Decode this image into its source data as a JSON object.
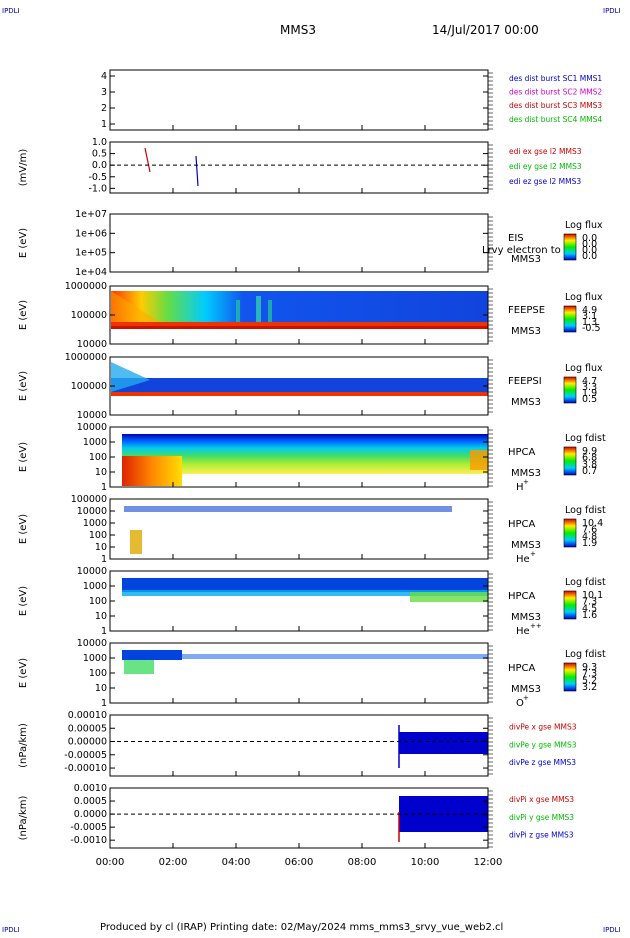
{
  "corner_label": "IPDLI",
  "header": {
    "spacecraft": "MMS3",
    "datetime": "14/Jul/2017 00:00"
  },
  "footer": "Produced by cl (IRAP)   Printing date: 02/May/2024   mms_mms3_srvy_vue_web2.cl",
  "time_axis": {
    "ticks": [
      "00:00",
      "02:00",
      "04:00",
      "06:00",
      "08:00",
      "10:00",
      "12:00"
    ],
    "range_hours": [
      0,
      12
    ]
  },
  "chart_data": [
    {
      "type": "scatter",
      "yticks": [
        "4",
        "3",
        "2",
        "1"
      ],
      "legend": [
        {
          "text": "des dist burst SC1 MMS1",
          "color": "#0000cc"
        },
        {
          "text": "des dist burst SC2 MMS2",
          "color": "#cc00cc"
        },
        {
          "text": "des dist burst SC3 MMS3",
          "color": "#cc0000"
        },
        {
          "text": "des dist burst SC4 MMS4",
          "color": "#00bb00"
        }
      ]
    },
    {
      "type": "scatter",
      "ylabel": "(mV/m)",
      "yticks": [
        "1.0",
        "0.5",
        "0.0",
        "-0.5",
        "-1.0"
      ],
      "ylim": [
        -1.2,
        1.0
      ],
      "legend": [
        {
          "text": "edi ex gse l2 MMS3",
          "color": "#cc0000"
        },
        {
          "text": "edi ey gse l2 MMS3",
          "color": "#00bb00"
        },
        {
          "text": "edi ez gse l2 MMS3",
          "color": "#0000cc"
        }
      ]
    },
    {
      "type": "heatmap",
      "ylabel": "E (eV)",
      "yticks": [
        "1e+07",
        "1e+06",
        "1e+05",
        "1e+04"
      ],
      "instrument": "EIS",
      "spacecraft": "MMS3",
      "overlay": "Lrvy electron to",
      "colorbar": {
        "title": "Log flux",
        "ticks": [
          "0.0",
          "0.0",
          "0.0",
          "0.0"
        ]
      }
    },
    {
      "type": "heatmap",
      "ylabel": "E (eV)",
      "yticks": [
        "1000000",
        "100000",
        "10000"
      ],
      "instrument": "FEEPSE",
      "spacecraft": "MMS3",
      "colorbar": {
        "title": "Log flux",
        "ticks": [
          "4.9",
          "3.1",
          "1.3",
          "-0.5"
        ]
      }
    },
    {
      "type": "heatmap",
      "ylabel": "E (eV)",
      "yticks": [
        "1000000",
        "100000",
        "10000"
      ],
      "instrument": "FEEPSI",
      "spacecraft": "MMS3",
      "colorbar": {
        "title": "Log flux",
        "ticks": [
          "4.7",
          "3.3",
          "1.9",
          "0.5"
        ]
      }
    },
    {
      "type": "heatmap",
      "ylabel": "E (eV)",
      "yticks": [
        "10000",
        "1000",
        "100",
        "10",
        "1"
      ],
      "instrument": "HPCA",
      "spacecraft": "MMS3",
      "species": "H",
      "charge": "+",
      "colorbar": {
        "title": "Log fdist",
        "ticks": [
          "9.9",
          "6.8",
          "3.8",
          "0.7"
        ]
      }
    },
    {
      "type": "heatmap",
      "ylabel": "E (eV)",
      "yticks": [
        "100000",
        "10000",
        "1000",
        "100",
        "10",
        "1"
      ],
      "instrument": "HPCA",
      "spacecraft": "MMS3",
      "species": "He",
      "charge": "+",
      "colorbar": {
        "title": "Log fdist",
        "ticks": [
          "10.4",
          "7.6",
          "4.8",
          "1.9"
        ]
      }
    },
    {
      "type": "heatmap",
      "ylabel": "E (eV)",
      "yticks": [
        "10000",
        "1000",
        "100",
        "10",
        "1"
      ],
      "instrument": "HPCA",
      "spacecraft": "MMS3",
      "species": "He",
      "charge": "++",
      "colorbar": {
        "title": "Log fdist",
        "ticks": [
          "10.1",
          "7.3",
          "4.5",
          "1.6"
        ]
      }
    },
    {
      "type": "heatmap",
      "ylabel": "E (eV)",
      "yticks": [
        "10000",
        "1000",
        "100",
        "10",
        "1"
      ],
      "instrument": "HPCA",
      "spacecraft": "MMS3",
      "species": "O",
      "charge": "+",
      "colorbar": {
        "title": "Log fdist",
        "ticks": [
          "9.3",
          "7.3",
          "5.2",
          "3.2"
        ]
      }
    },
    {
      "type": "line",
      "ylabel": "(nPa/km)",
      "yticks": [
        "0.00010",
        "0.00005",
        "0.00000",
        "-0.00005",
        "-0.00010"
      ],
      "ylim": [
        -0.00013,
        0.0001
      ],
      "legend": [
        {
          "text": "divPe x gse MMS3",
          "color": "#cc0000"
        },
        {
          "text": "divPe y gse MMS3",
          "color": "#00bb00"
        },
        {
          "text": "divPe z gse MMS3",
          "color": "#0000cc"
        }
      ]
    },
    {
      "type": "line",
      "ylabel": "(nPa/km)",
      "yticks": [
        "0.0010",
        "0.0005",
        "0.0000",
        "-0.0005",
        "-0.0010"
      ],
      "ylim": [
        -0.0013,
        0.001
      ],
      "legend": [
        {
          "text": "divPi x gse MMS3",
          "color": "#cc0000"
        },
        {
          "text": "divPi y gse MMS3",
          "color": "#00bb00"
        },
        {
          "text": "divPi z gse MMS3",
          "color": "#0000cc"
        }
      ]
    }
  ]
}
- - - - -
YOUR TASK: Your copy should match the entries exactly, minus the pictures.

REPLY TO THE TASK:
Decode this image into its source data as a JSON object.
{
  "corner_label": "IPDLI",
  "header": {
    "spacecraft": "MMS3",
    "datetime": "14/Jul/2017 00:00"
  },
  "footer": "Produced by cl (IRAP)   Printing date: 02/May/2024   mms_mms3_srvy_vue_web2.cl",
  "time_axis": {
    "ticks": [
      "00:00",
      "02:00",
      "04:00",
      "06:00",
      "08:00",
      "10:00",
      "12:00"
    ],
    "range_hours": [
      0,
      12
    ]
  },
  "chart_data": [
    {
      "type": "scatter",
      "yticks": [
        "4",
        "3",
        "2",
        "1"
      ],
      "legend": [
        {
          "text": "des dist burst SC1 MMS1",
          "color": "#0000cc"
        },
        {
          "text": "des dist burst SC2 MMS2",
          "color": "#cc00cc"
        },
        {
          "text": "des dist burst SC3 MMS3",
          "color": "#cc0000"
        },
        {
          "text": "des dist burst SC4 MMS4",
          "color": "#00bb00"
        }
      ]
    },
    {
      "type": "scatter",
      "ylabel": "(mV/m)",
      "yticks": [
        "1.0",
        "0.5",
        "0.0",
        "-0.5",
        "-1.0"
      ],
      "ylim": [
        -1.2,
        1.0
      ],
      "legend": [
        {
          "text": "edi ex gse l2 MMS3",
          "color": "#cc0000"
        },
        {
          "text": "edi ey gse l2 MMS3",
          "color": "#00bb00"
        },
        {
          "text": "edi ez gse l2 MMS3",
          "color": "#0000cc"
        }
      ]
    },
    {
      "type": "heatmap",
      "ylabel": "E (eV)",
      "yticks": [
        "1e+07",
        "1e+06",
        "1e+05",
        "1e+04"
      ],
      "instrument": "EIS",
      "spacecraft": "MMS3",
      "overlay": "Lrvy electron to",
      "colorbar": {
        "title": "Log flux",
        "ticks": [
          "0.0",
          "0.0",
          "0.0",
          "0.0"
        ]
      }
    },
    {
      "type": "heatmap",
      "ylabel": "E (eV)",
      "yticks": [
        "1000000",
        "100000",
        "10000"
      ],
      "instrument": "FEEPSE",
      "spacecraft": "MMS3",
      "colorbar": {
        "title": "Log flux",
        "ticks": [
          "4.9",
          "3.1",
          "1.3",
          "-0.5"
        ]
      }
    },
    {
      "type": "heatmap",
      "ylabel": "E (eV)",
      "yticks": [
        "1000000",
        "100000",
        "10000"
      ],
      "instrument": "FEEPSI",
      "spacecraft": "MMS3",
      "colorbar": {
        "title": "Log flux",
        "ticks": [
          "4.7",
          "3.3",
          "1.9",
          "0.5"
        ]
      }
    },
    {
      "type": "heatmap",
      "ylabel": "E (eV)",
      "yticks": [
        "10000",
        "1000",
        "100",
        "10",
        "1"
      ],
      "instrument": "HPCA",
      "spacecraft": "MMS3",
      "species": "H",
      "charge": "+",
      "colorbar": {
        "title": "Log fdist",
        "ticks": [
          "9.9",
          "6.8",
          "3.8",
          "0.7"
        ]
      }
    },
    {
      "type": "heatmap",
      "ylabel": "E (eV)",
      "yticks": [
        "100000",
        "10000",
        "1000",
        "100",
        "10",
        "1"
      ],
      "instrument": "HPCA",
      "spacecraft": "MMS3",
      "species": "He",
      "charge": "+",
      "colorbar": {
        "title": "Log fdist",
        "ticks": [
          "10.4",
          "7.6",
          "4.8",
          "1.9"
        ]
      }
    },
    {
      "type": "heatmap",
      "ylabel": "E (eV)",
      "yticks": [
        "10000",
        "1000",
        "100",
        "10",
        "1"
      ],
      "instrument": "HPCA",
      "spacecraft": "MMS3",
      "species": "He",
      "charge": "++",
      "colorbar": {
        "title": "Log fdist",
        "ticks": [
          "10.1",
          "7.3",
          "4.5",
          "1.6"
        ]
      }
    },
    {
      "type": "heatmap",
      "ylabel": "E (eV)",
      "yticks": [
        "10000",
        "1000",
        "100",
        "10",
        "1"
      ],
      "instrument": "HPCA",
      "spacecraft": "MMS3",
      "species": "O",
      "charge": "+",
      "colorbar": {
        "title": "Log fdist",
        "ticks": [
          "9.3",
          "7.3",
          "5.2",
          "3.2"
        ]
      }
    },
    {
      "type": "line",
      "ylabel": "(nPa/km)",
      "yticks": [
        "0.00010",
        "0.00005",
        "0.00000",
        "-0.00005",
        "-0.00010"
      ],
      "ylim": [
        -0.00013,
        0.0001
      ],
      "legend": [
        {
          "text": "divPe x gse MMS3",
          "color": "#cc0000"
        },
        {
          "text": "divPe y gse MMS3",
          "color": "#00bb00"
        },
        {
          "text": "divPe z gse MMS3",
          "color": "#0000cc"
        }
      ]
    },
    {
      "type": "line",
      "ylabel": "(nPa/km)",
      "yticks": [
        "0.0010",
        "0.0005",
        "0.0000",
        "-0.0005",
        "-0.0010"
      ],
      "ylim": [
        -0.0013,
        0.001
      ],
      "legend": [
        {
          "text": "divPi x gse MMS3",
          "color": "#cc0000"
        },
        {
          "text": "divPi y gse MMS3",
          "color": "#00bb00"
        },
        {
          "text": "divPi z gse MMS3",
          "color": "#0000cc"
        }
      ]
    }
  ]
}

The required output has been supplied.